::: Records supplied :::

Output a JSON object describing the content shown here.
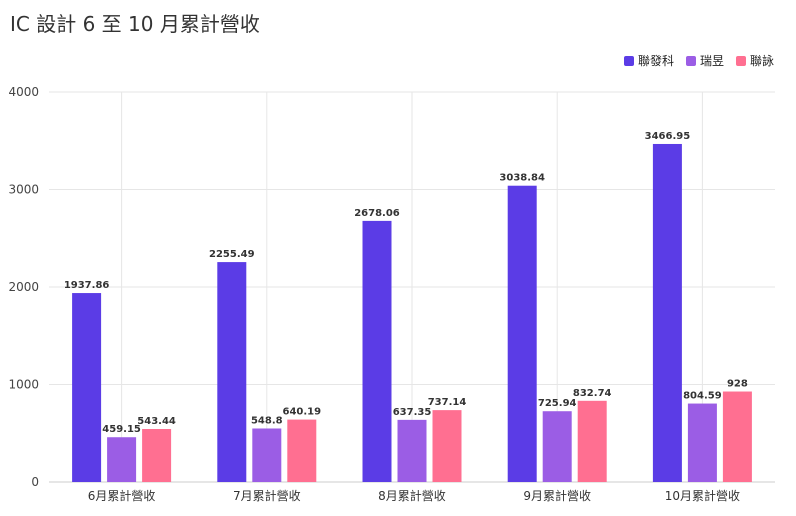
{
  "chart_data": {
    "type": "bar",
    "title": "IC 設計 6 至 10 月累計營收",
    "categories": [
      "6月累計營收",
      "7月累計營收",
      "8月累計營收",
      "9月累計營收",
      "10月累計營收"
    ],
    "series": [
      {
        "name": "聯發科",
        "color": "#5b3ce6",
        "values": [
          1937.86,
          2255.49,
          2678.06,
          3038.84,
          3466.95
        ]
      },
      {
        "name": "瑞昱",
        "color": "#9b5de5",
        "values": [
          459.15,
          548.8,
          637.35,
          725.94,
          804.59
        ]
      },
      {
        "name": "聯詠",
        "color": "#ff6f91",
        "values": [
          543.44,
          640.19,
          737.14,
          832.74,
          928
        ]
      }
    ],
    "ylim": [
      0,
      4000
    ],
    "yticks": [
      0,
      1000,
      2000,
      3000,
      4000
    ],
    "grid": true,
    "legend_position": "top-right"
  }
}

:::

◆ Work to be completed: Scan the material and collect every line that contains "color".

◆ Full response:
        "color": "#5b3ce6",
        "color": "#9b5de5",
        "color": "#ff6f91",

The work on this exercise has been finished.